PROBLEM DETAILS: Search the listing for "JSON" and copy every line where it appears.

— START OF EXCERPTED DATA —

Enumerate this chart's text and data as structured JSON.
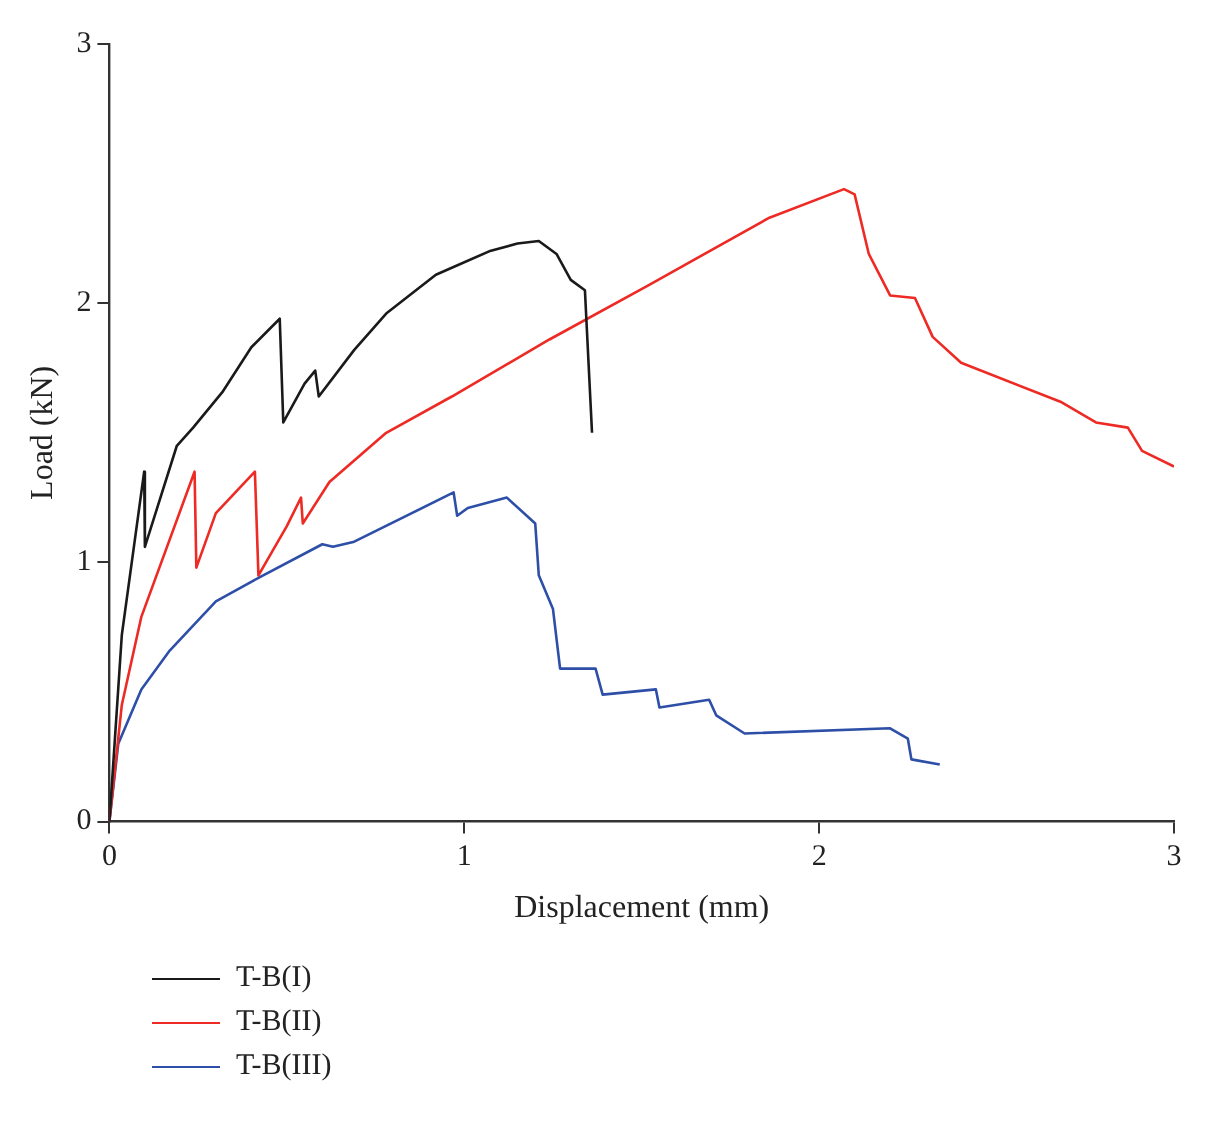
{
  "chart_data": {
    "type": "line",
    "xlabel": "Displacement (mm)",
    "ylabel": "Load (kN)",
    "xlim": [
      0,
      3
    ],
    "ylim": [
      0,
      3
    ],
    "xticks": [
      0,
      1,
      2,
      3
    ],
    "yticks": [
      0,
      1,
      2,
      3
    ],
    "grid": false,
    "legend": "bottom",
    "marker": "none",
    "line_style": "solid",
    "series": [
      {
        "name": "T-B(I)",
        "color": "#1a1a1a",
        "x": [
          0,
          0.035,
          0.098,
          0.1,
          0.19,
          0.236,
          0.32,
          0.4,
          0.48,
          0.49,
          0.55,
          0.58,
          0.59,
          0.69,
          0.78,
          0.92,
          1.07,
          1.15,
          1.21,
          1.26,
          1.3,
          1.34,
          1.36
        ],
        "values": [
          0,
          0.72,
          1.35,
          1.06,
          1.45,
          1.52,
          1.66,
          1.83,
          1.94,
          1.54,
          1.69,
          1.74,
          1.64,
          1.82,
          1.96,
          2.11,
          2.2,
          2.23,
          2.24,
          2.19,
          2.09,
          2.05,
          1.5
        ]
      },
      {
        "name": "T-B(II)",
        "color": "#ee2a24",
        "x": [
          0,
          0.035,
          0.09,
          0.24,
          0.245,
          0.3,
          0.41,
          0.42,
          0.5,
          0.54,
          0.545,
          0.62,
          0.78,
          0.965,
          1.24,
          1.52,
          1.86,
          2.07,
          2.1,
          2.14,
          2.2,
          2.27,
          2.32,
          2.4,
          2.68,
          2.78,
          2.87,
          2.91,
          3.0
        ],
        "values": [
          0,
          0.45,
          0.79,
          1.35,
          0.98,
          1.19,
          1.35,
          0.95,
          1.14,
          1.25,
          1.15,
          1.31,
          1.5,
          1.64,
          1.86,
          2.07,
          2.33,
          2.44,
          2.42,
          2.19,
          2.03,
          2.02,
          1.87,
          1.77,
          1.62,
          1.54,
          1.52,
          1.43,
          1.37
        ]
      },
      {
        "name": "T-B(III)",
        "color": "#2e4fa8",
        "x": [
          0,
          0.025,
          0.09,
          0.17,
          0.3,
          0.42,
          0.6,
          0.63,
          0.69,
          0.97,
          0.98,
          1.01,
          1.12,
          1.2,
          1.21,
          1.25,
          1.27,
          1.37,
          1.39,
          1.54,
          1.55,
          1.69,
          1.71,
          1.79,
          2.2,
          2.25,
          2.26,
          2.34
        ],
        "values": [
          0,
          0.3,
          0.51,
          0.66,
          0.85,
          0.94,
          1.07,
          1.06,
          1.08,
          1.27,
          1.18,
          1.21,
          1.25,
          1.15,
          0.95,
          0.82,
          0.59,
          0.59,
          0.49,
          0.51,
          0.44,
          0.47,
          0.41,
          0.34,
          0.36,
          0.32,
          0.24,
          0.22
        ]
      }
    ]
  }
}
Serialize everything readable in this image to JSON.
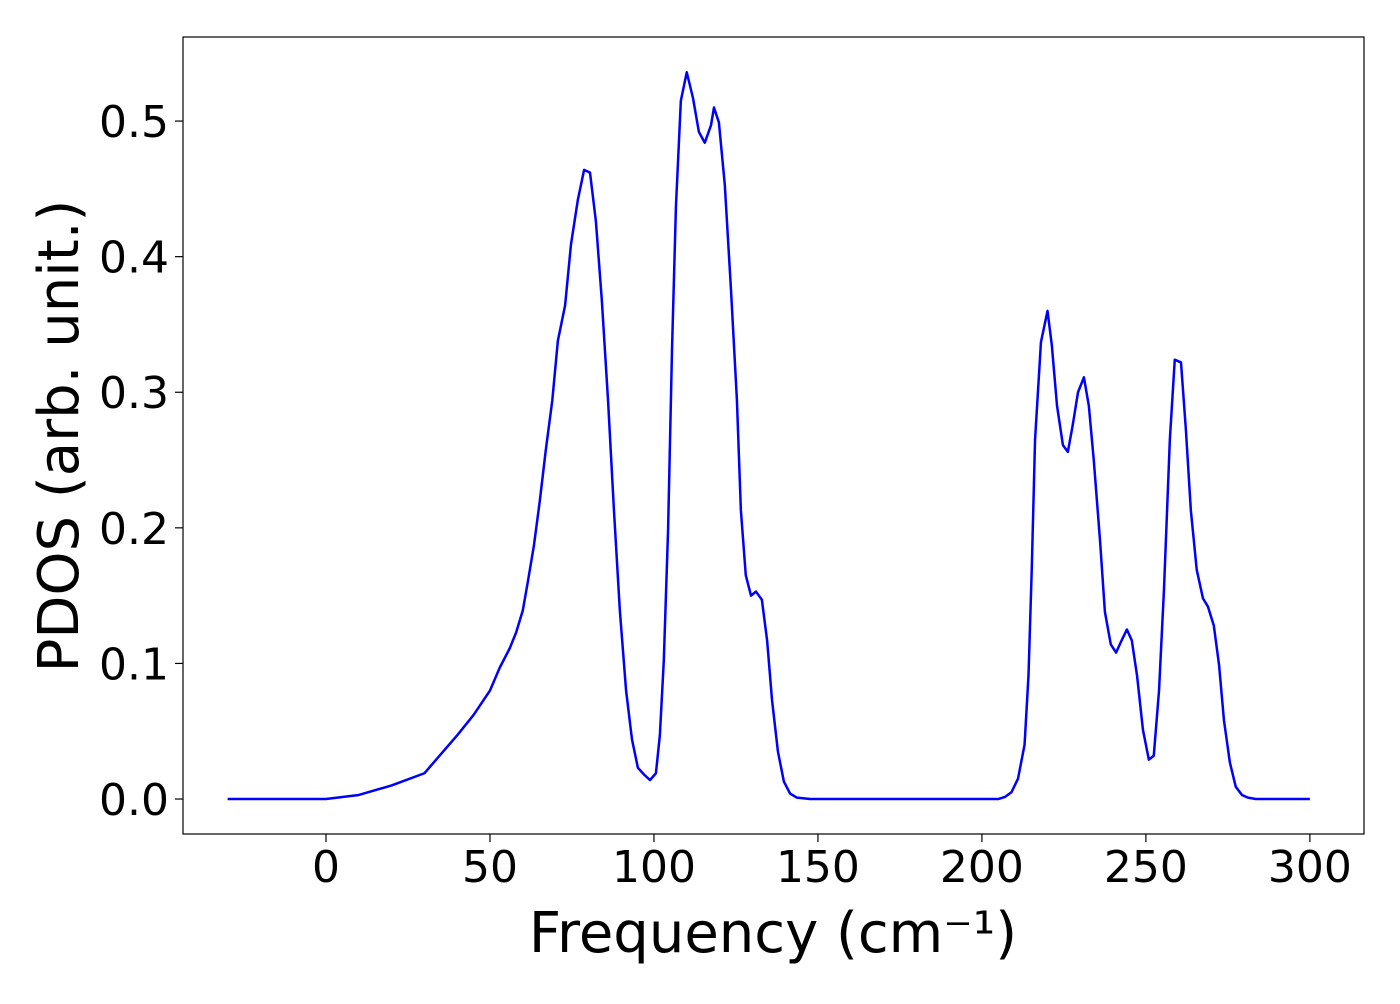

— END OF EXCERPTED DATA —

OUTPUT BELOW:
Enumerate this chart's text and data as structured JSON.
Serialize everything readable in this image to JSON.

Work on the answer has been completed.